### YOUR TASK
Wherever the string "населения" appears in the entries below, return the line that holds it.

>>>>

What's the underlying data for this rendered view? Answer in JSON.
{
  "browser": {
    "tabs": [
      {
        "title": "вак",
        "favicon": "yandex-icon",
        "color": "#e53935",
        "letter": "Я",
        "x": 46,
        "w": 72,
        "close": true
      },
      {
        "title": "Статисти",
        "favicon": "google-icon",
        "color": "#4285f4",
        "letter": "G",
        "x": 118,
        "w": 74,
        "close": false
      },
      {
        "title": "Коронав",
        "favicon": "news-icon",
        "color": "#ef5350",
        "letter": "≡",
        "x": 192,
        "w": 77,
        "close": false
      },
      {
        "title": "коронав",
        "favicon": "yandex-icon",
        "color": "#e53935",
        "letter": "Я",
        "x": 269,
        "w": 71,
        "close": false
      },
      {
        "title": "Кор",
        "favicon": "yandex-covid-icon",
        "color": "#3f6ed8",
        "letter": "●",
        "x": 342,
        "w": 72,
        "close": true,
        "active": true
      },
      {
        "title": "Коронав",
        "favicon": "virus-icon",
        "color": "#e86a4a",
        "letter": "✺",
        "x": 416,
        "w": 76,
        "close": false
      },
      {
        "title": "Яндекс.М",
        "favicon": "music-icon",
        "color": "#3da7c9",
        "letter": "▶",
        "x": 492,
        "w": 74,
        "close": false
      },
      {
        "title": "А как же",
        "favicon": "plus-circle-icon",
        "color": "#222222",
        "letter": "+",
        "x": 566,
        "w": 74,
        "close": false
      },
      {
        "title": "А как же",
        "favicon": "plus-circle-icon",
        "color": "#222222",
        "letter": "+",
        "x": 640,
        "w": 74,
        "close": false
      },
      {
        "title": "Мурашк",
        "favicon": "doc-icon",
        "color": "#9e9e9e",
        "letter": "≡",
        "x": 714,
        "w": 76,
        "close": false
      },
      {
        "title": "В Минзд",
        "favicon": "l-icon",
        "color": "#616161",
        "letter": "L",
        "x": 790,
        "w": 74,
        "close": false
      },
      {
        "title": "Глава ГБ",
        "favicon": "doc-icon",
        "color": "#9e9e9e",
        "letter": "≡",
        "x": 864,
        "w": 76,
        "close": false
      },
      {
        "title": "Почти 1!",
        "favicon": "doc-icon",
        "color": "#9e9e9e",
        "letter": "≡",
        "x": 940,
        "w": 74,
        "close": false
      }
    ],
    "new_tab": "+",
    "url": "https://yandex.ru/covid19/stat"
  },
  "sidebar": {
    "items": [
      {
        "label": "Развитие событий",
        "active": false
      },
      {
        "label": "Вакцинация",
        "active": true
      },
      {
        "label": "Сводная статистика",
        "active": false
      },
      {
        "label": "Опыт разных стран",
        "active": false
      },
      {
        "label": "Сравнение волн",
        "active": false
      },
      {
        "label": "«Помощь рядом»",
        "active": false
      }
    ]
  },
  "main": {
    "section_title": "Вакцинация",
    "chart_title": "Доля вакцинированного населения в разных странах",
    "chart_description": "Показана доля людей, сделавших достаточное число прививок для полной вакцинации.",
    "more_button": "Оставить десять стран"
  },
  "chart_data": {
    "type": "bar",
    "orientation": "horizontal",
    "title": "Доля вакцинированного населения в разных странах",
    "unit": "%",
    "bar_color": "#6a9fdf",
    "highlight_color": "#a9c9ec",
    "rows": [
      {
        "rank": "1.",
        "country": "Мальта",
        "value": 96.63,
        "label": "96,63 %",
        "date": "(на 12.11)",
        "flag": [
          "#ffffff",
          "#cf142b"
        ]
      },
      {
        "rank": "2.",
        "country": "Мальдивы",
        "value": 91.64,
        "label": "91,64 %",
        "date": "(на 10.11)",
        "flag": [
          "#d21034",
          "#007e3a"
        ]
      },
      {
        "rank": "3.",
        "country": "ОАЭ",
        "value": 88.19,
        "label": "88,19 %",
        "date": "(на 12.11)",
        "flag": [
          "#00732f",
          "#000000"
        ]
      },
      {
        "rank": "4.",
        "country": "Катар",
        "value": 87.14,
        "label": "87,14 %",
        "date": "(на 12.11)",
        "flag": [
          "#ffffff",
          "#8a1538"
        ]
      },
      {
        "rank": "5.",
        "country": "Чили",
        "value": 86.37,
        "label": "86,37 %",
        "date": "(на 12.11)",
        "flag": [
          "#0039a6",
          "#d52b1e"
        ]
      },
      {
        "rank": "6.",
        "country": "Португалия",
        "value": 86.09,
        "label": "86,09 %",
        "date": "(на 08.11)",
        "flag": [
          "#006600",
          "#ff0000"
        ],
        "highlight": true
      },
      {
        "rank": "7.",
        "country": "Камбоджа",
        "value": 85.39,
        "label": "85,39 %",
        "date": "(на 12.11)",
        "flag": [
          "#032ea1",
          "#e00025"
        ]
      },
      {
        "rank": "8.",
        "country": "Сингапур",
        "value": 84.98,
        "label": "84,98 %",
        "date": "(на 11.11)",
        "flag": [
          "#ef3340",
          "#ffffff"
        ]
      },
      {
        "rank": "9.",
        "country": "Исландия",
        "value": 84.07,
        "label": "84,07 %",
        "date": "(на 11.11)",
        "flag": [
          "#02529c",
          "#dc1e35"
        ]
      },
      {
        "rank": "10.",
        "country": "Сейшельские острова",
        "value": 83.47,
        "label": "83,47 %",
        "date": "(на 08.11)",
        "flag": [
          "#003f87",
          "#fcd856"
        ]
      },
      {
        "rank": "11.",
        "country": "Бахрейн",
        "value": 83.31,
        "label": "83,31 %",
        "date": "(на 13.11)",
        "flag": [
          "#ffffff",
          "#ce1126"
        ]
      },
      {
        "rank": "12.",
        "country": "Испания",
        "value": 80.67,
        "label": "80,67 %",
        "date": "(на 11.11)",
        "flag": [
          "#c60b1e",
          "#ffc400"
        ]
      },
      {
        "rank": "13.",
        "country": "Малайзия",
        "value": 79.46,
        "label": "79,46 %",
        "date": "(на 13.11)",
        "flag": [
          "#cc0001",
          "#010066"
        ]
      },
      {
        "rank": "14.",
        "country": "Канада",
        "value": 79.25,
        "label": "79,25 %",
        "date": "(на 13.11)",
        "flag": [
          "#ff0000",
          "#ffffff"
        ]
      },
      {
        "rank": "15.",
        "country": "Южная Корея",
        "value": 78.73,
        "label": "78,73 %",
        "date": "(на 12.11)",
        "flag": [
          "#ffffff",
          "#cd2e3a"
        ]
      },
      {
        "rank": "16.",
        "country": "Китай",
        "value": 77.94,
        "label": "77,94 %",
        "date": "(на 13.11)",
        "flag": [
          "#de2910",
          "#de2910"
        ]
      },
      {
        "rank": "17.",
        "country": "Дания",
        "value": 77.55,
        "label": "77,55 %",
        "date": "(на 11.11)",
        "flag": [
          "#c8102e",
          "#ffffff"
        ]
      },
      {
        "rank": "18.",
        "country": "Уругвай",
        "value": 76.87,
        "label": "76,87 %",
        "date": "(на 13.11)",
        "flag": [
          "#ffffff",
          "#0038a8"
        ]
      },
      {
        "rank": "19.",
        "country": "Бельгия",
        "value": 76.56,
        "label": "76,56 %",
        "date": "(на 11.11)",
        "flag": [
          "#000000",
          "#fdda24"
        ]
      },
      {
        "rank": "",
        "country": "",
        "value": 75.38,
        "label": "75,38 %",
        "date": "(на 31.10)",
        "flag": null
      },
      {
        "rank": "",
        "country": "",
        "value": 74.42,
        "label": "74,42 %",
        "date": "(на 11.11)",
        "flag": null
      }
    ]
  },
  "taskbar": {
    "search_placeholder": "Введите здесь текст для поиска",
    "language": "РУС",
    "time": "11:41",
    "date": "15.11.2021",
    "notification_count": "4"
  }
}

<<<<

### EXERCISE RESULT
    "chart_title": "Доля вакцинированного населения в разных странах",
    "title": "Доля вакцинированного населения в разных странах",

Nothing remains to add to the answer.